**Challenge**
Find the string "With" and gather every line that holds it.

**Data supplied**
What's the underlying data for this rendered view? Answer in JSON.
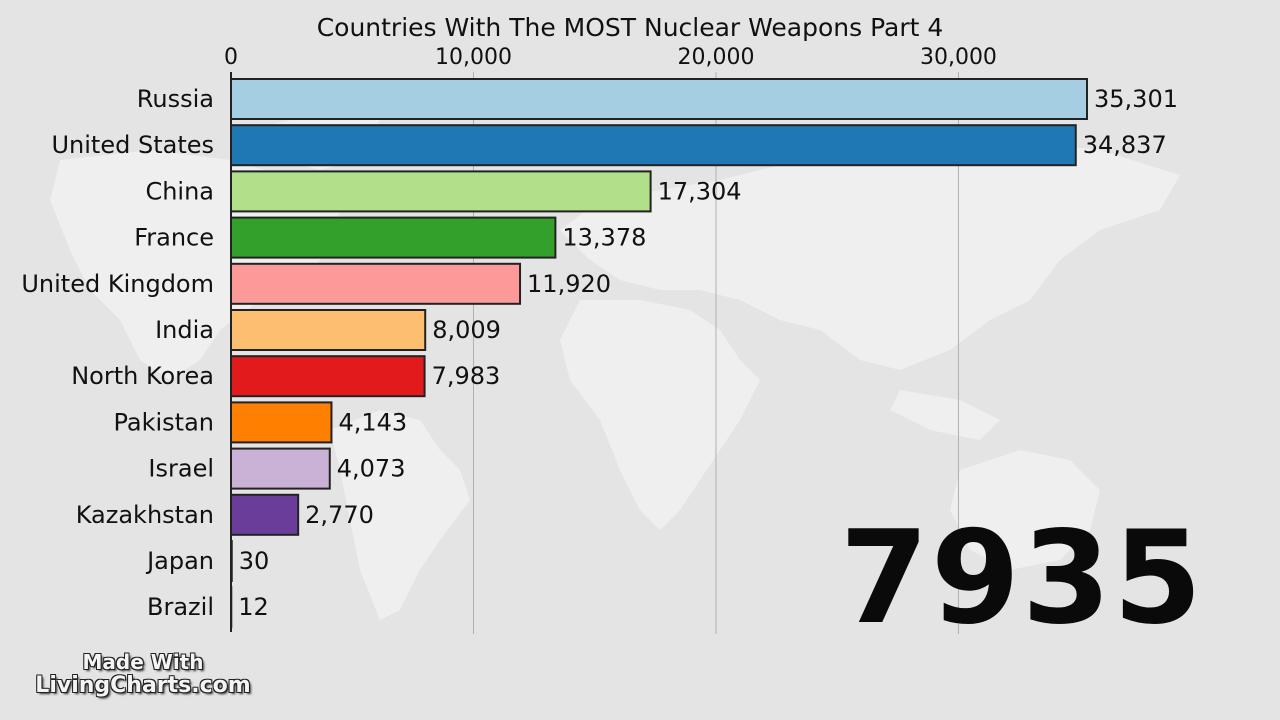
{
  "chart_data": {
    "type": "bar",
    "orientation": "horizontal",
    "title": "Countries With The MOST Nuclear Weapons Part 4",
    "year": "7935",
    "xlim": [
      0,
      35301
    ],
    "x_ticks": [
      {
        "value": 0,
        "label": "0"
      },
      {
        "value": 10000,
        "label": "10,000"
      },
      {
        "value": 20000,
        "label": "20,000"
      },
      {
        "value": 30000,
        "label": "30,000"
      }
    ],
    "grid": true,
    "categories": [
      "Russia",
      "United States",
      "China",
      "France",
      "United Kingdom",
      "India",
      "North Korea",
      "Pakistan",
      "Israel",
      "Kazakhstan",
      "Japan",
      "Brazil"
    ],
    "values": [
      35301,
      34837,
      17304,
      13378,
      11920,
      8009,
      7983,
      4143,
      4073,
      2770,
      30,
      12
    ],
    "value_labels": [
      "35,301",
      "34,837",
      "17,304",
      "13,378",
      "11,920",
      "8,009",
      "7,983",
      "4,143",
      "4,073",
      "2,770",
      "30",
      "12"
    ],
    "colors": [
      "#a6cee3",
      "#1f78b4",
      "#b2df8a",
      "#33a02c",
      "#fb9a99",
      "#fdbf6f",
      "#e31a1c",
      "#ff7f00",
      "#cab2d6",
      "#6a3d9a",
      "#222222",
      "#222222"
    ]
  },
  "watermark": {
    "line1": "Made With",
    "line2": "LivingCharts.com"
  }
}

**Written response**
    "title": "Countries With The MOST Nuclear Weapons Part 4",
    "line1": "Made With",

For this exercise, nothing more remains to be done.